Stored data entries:
— Start —
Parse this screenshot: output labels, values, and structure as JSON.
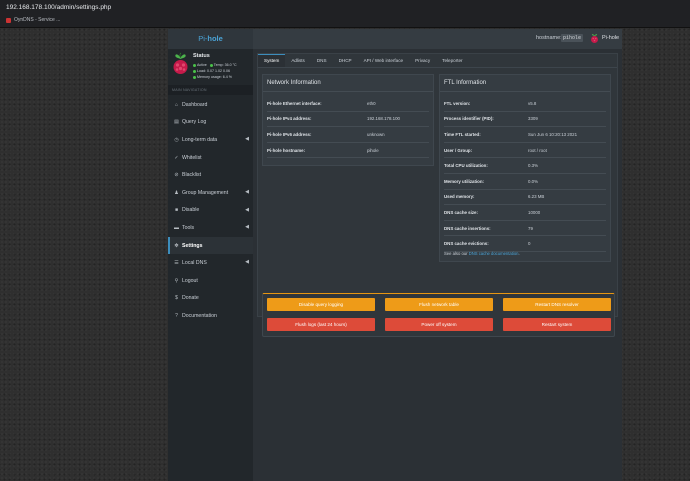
{
  "browser": {
    "url": "192.168.178.100/admin/settings.php",
    "bookmark": "OynDNS - Service ..."
  },
  "navbar": {
    "brand_prefix": "Pi-",
    "brand_suffix": "hole",
    "hostname_label": "hostname:",
    "hostname": "pihole",
    "product": "Pi-hole"
  },
  "sidebar": {
    "status_title": "Status",
    "status_active": "Active",
    "status_temp": "Temp: 36.0 °C",
    "status_load": "Load: 0.07  1.02  0.06",
    "status_memory": "Memory usage: 6.4 %",
    "section_header": "MAIN NAVIGATION",
    "items": [
      {
        "label": "Dashboard",
        "icon": "home-icon",
        "glyph": "⌂",
        "chevron": false
      },
      {
        "label": "Query Log",
        "icon": "file-icon",
        "glyph": "▤",
        "chevron": false
      },
      {
        "label": "Long-term data",
        "icon": "history-icon",
        "glyph": "◷",
        "chevron": true
      },
      {
        "label": "Whitelist",
        "icon": "check-circle-icon",
        "glyph": "✓",
        "chevron": false
      },
      {
        "label": "Blacklist",
        "icon": "ban-icon",
        "glyph": "⊘",
        "chevron": false
      },
      {
        "label": "Group Management",
        "icon": "users-icon",
        "glyph": "♟",
        "chevron": true
      },
      {
        "label": "Disable",
        "icon": "stop-icon",
        "glyph": "■",
        "chevron": true
      },
      {
        "label": "Tools",
        "icon": "folder-icon",
        "glyph": "▬",
        "chevron": true
      },
      {
        "label": "Settings",
        "icon": "gears-icon",
        "glyph": "✲",
        "chevron": false
      },
      {
        "label": "Local DNS",
        "icon": "address-book-icon",
        "glyph": "☰",
        "chevron": true
      },
      {
        "label": "Logout",
        "icon": "user-icon",
        "glyph": "⚲",
        "chevron": false
      },
      {
        "label": "Donate",
        "icon": "donate-icon",
        "glyph": "$",
        "chevron": false
      },
      {
        "label": "Documentation",
        "icon": "question-circle-icon",
        "glyph": "?",
        "chevron": false
      }
    ]
  },
  "tabs": [
    "System",
    "Adlists",
    "DNS",
    "DHCP",
    "API / Web interface",
    "Privacy",
    "Teleporter"
  ],
  "network": {
    "title": "Network Information",
    "rows": [
      {
        "label": "Pi-hole Ethernet interface:",
        "value": "eth0"
      },
      {
        "label": "Pi-hole IPv4 address:",
        "value": "192.168.178.100"
      },
      {
        "label": "Pi-hole IPv6 address:",
        "value": "unknown"
      },
      {
        "label": "Pi-hole hostname:",
        "value": "pihole"
      }
    ]
  },
  "ftl": {
    "title": "FTL Information",
    "rows": [
      {
        "label": "FTL version:",
        "value": "v5.8"
      },
      {
        "label": "Process identifier (PID):",
        "value": "3309"
      },
      {
        "label": "Time FTL started:",
        "value": "Sun Jun 6 10:20:13 2021"
      },
      {
        "label": "User / Group:",
        "value": "root / root"
      },
      {
        "label": "Total CPU utilization:",
        "value": "0.3%"
      },
      {
        "label": "Memory utilization:",
        "value": "0.0%"
      },
      {
        "label": "Used memory:",
        "value": "6.23 MB"
      },
      {
        "label": "DNS cache size:",
        "value": "10000"
      },
      {
        "label": "DNS cache insertions:",
        "value": "79"
      },
      {
        "label": "DNS cache evictions:",
        "value": "0"
      }
    ],
    "note_prefix": "See also our ",
    "note_link": "DNS cache documentation",
    "note_suffix": "."
  },
  "actions": {
    "disable_query_logging": "Disable query logging",
    "flush_network_table": "Flush network table",
    "restart_dns": "Restart DNS resolver",
    "flush_logs": "Flush logs (last 24 hours)",
    "power_off": "Power off system",
    "restart_system": "Restart system"
  },
  "colors": {
    "accent": "#3c8dbc",
    "warning": "#ee9b18",
    "danger": "#dd4b39",
    "status_green": "#4ac24a"
  }
}
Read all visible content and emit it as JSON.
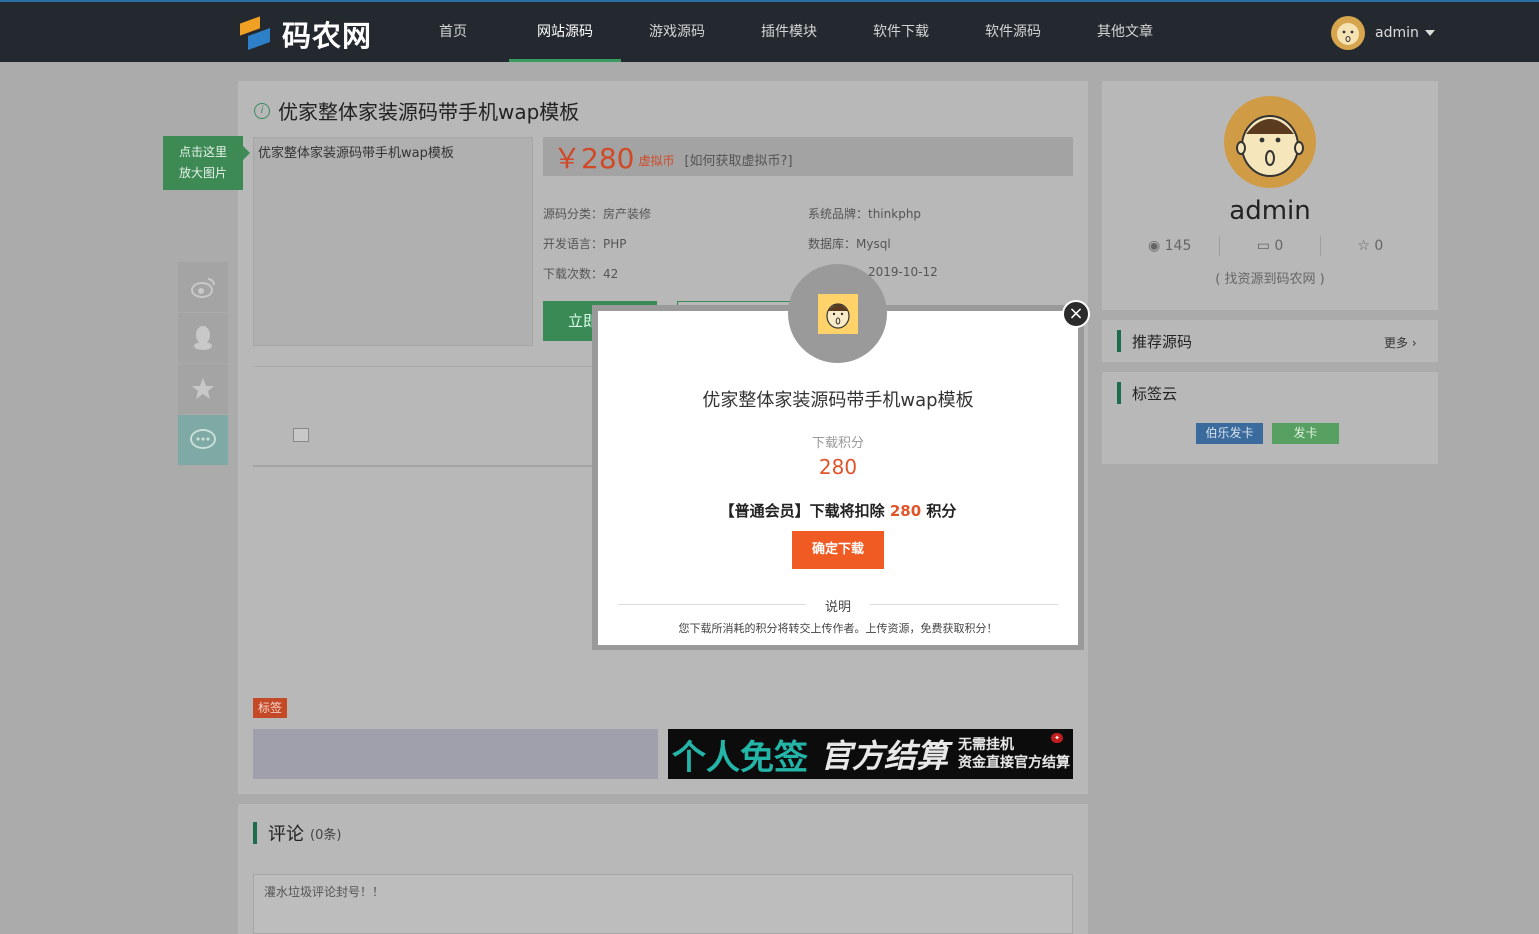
{
  "header": {
    "logo_text": "码农网",
    "nav": [
      "首页",
      "网站源码",
      "游戏源码",
      "插件模块",
      "软件下载",
      "软件源码",
      "其他文章"
    ],
    "active_nav": "网站源码",
    "user_name": "admin"
  },
  "product": {
    "title": "优家整体家装源码带手机wap模板",
    "zoom_tip_line1": "点击这里",
    "zoom_tip_line2": "放大图片",
    "image_alt": "优家整体家装源码带手机wap模板",
    "price": "￥280",
    "currency": "虚拟币",
    "howto": "[如何获取虚拟币?]",
    "category": "源码分类：房产装修",
    "brand": "系统品牌：thinkphp",
    "language": "开发语言：PHP",
    "database": "数据库：Mysql",
    "downloads": "下载次数：42",
    "date": "2019-10-12",
    "download_btn": "立即",
    "tag_badge": "标签"
  },
  "ad": {
    "big1": "个人免签",
    "big2": "官方结算",
    "small1": "无需挂机",
    "small2": "资金直接官方结算"
  },
  "comments": {
    "title": "评论",
    "count": "(0条)",
    "placeholder": "灌水垃圾评论封号！！"
  },
  "sidebar": {
    "username": "admin",
    "views": "145",
    "comments": "0",
    "favorites": "0",
    "slogan": "( 找资源到码农网 )",
    "recommend_title": "推荐源码",
    "more": "更多",
    "tagcloud_title": "标签云",
    "tags": [
      "伯乐发卡",
      "发卡"
    ]
  },
  "modal": {
    "title": "优家整体家装源码带手机wap模板",
    "points_label": "下载积分",
    "points": "280",
    "notice_prefix": "【普通会员】下载将扣除",
    "notice_points": "280",
    "notice_suffix": "积分",
    "confirm": "确定下载",
    "explain_title": "说明",
    "explain_text": "您下载所消耗的积分将转交上传作者。上传资源，免费获取积分！"
  },
  "colors": {
    "accent_green": "#3a8a55",
    "price_red": "#d04a28",
    "confirm_orange": "#f05a23",
    "nav_bg": "#24292f"
  }
}
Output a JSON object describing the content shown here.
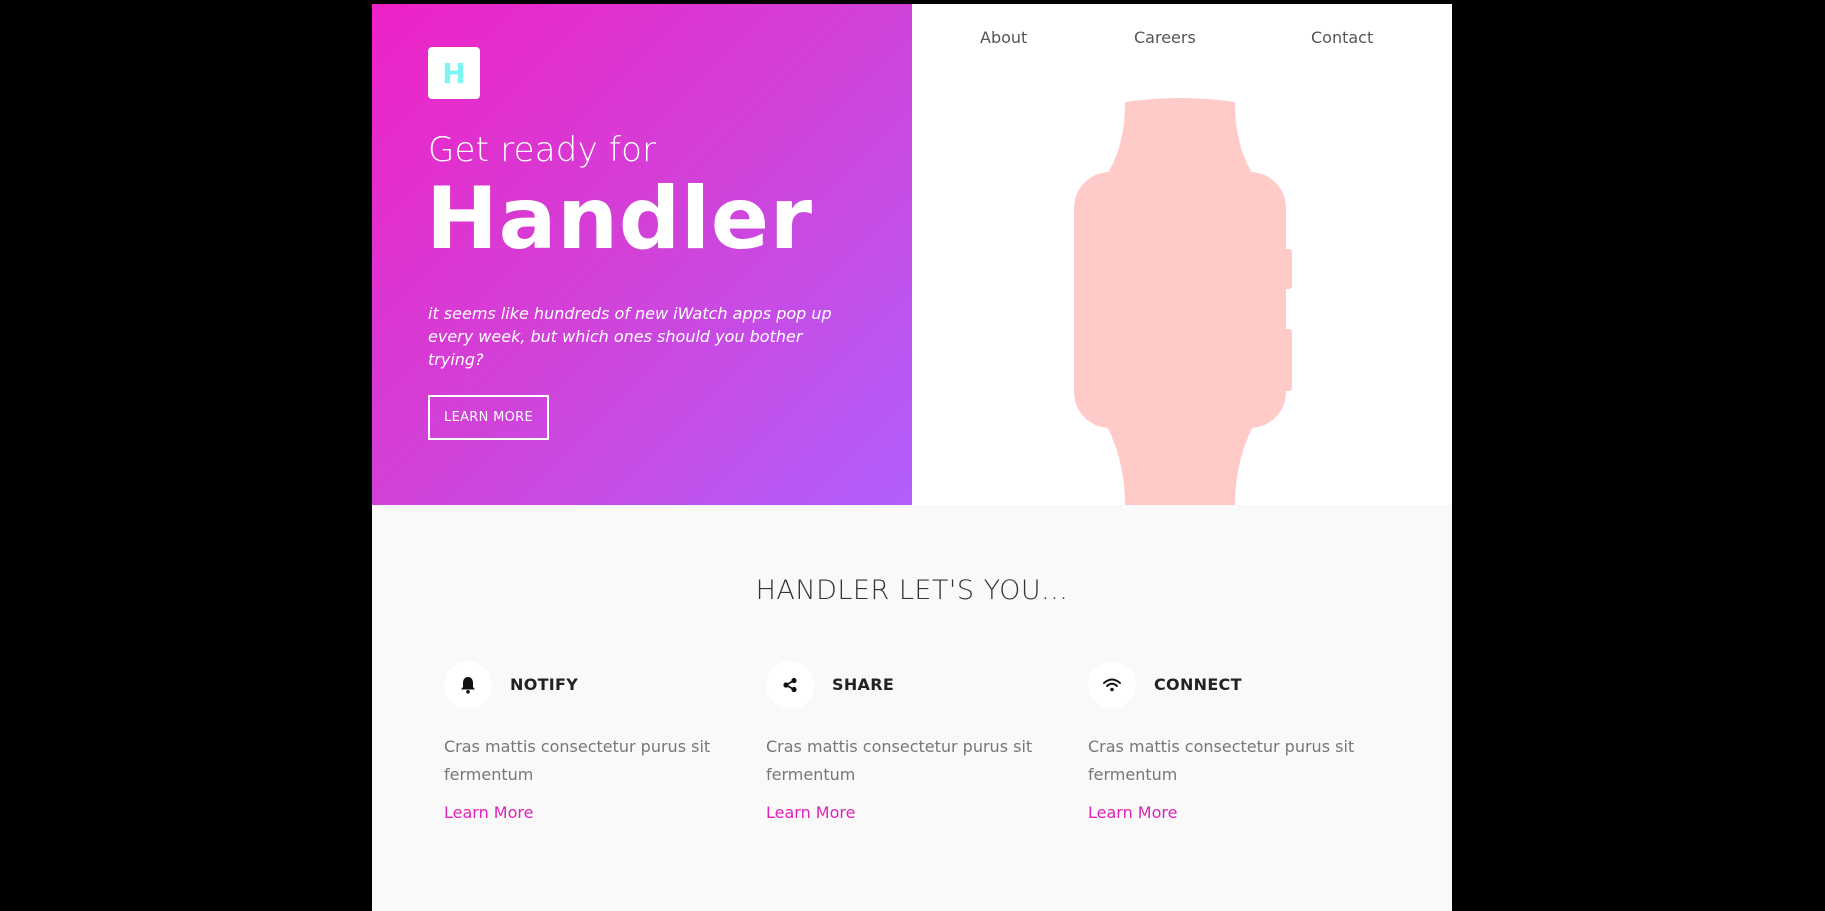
— End —
** Aim of the task **
Drop the pictures and reproduce the rest of the entries above exactly.

** Solution below **
Parse this screenshot: output labels, values, and structure as JSON.
{
  "browser": {
    "url": "192.168.178.100/admin/settings.php",
    "bookmark": "OynDNS - Service ..."
  },
  "navbar": {
    "brand_prefix": "Pi-",
    "brand_suffix": "hole",
    "hostname_label": "hostname:",
    "hostname": "pihole",
    "product": "Pi-hole"
  },
  "sidebar": {
    "status_title": "Status",
    "status_active": "Active",
    "status_temp": "Temp: 36.0 °C",
    "status_load": "Load: 0.07  1.02  0.06",
    "status_memory": "Memory usage: 6.4 %",
    "section_header": "MAIN NAVIGATION",
    "items": [
      {
        "label": "Dashboard",
        "icon": "home-icon",
        "glyph": "⌂",
        "chevron": false
      },
      {
        "label": "Query Log",
        "icon": "file-icon",
        "glyph": "▤",
        "chevron": false
      },
      {
        "label": "Long-term data",
        "icon": "history-icon",
        "glyph": "◷",
        "chevron": true
      },
      {
        "label": "Whitelist",
        "icon": "check-circle-icon",
        "glyph": "✓",
        "chevron": false
      },
      {
        "label": "Blacklist",
        "icon": "ban-icon",
        "glyph": "⊘",
        "chevron": false
      },
      {
        "label": "Group Management",
        "icon": "users-icon",
        "glyph": "♟",
        "chevron": true
      },
      {
        "label": "Disable",
        "icon": "stop-icon",
        "glyph": "■",
        "chevron": true
      },
      {
        "label": "Tools",
        "icon": "folder-icon",
        "glyph": "▬",
        "chevron": true
      },
      {
        "label": "Settings",
        "icon": "gears-icon",
        "glyph": "✲",
        "chevron": false
      },
      {
        "label": "Local DNS",
        "icon": "address-book-icon",
        "glyph": "☰",
        "chevron": true
      },
      {
        "label": "Logout",
        "icon": "user-icon",
        "glyph": "⚲",
        "chevron": false
      },
      {
        "label": "Donate",
        "icon": "donate-icon",
        "glyph": "$",
        "chevron": false
      },
      {
        "label": "Documentation",
        "icon": "question-circle-icon",
        "glyph": "?",
        "chevron": false
      }
    ]
  },
  "tabs": [
    "System",
    "Adlists",
    "DNS",
    "DHCP",
    "API / Web interface",
    "Privacy",
    "Teleporter"
  ],
  "network": {
    "title": "Network Information",
    "rows": [
      {
        "label": "Pi-hole Ethernet interface:",
        "value": "eth0"
      },
      {
        "label": "Pi-hole IPv4 address:",
        "value": "192.168.178.100"
      },
      {
        "label": "Pi-hole IPv6 address:",
        "value": "unknown"
      },
      {
        "label": "Pi-hole hostname:",
        "value": "pihole"
      }
    ]
  },
  "ftl": {
    "title": "FTL Information",
    "rows": [
      {
        "label": "FTL version:",
        "value": "v5.8"
      },
      {
        "label": "Process identifier (PID):",
        "value": "3309"
      },
      {
        "label": "Time FTL started:",
        "value": "Sun Jun 6 10:20:13 2021"
      },
      {
        "label": "User / Group:",
        "value": "root / root"
      },
      {
        "label": "Total CPU utilization:",
        "value": "0.3%"
      },
      {
        "label": "Memory utilization:",
        "value": "0.0%"
      },
      {
        "label": "Used memory:",
        "value": "6.23 MB"
      },
      {
        "label": "DNS cache size:",
        "value": "10000"
      },
      {
        "label": "DNS cache insertions:",
        "value": "79"
      },
      {
        "label": "DNS cache evictions:",
        "value": "0"
      }
    ],
    "note_prefix": "See also our ",
    "note_link": "DNS cache documentation",
    "note_suffix": "."
  },
  "actions": {
    "disable_query_logging": "Disable query logging",
    "flush_network_table": "Flush network table",
    "restart_dns": "Restart DNS resolver",
    "flush_logs": "Flush logs (last 24 hours)",
    "power_off": "Power off system",
    "restart_system": "Restart system"
  },
  "colors": {
    "accent": "#3c8dbc",
    "warning": "#ee9b18",
    "danger": "#dd4b39",
    "status_green": "#4ac24a"
  }
}
Read all visible content and emit it as JSON.
{
  "header": {
    "logo_text": "码农网",
    "nav": [
      "首页",
      "网站源码",
      "游戏源码",
      "插件模块",
      "软件下载",
      "软件源码",
      "其他文章"
    ],
    "active_nav": "网站源码",
    "user_name": "admin"
  },
  "product": {
    "title": "优家整体家装源码带手机wap模板",
    "zoom_tip_line1": "点击这里",
    "zoom_tip_line2": "放大图片",
    "image_alt": "优家整体家装源码带手机wap模板",
    "price": "￥280",
    "currency": "虚拟币",
    "howto": "[如何获取虚拟币?]",
    "category": "源码分类：房产装修",
    "brand": "系统品牌：thinkphp",
    "language": "开发语言：PHP",
    "database": "数据库：Mysql",
    "downloads": "下载次数：42",
    "date": "2019-10-12",
    "download_btn": "立即",
    "tag_badge": "标签"
  },
  "ad": {
    "big1": "个人免签",
    "big2": "官方结算",
    "small1": "无需挂机",
    "small2": "资金直接官方结算"
  },
  "comments": {
    "title": "评论",
    "count": "(0条)",
    "placeholder": "灌水垃圾评论封号！！"
  },
  "sidebar": {
    "username": "admin",
    "views": "145",
    "comments": "0",
    "favorites": "0",
    "slogan": "( 找资源到码农网 )",
    "recommend_title": "推荐源码",
    "more": "更多",
    "tagcloud_title": "标签云",
    "tags": [
      "伯乐发卡",
      "发卡"
    ]
  },
  "modal": {
    "title": "优家整体家装源码带手机wap模板",
    "points_label": "下载积分",
    "points": "280",
    "notice_prefix": "【普通会员】下载将扣除",
    "notice_points": "280",
    "notice_suffix": "积分",
    "confirm": "确定下载",
    "explain_title": "说明",
    "explain_text": "您下载所消耗的积分将转交上传作者。上传资源，免费获取积分！"
  },
  "colors": {
    "accent_green": "#3a8a55",
    "price_red": "#d04a28",
    "confirm_orange": "#f05a23",
    "nav_bg": "#24292f"
  }
}
Output a JSON object describing the content shown here.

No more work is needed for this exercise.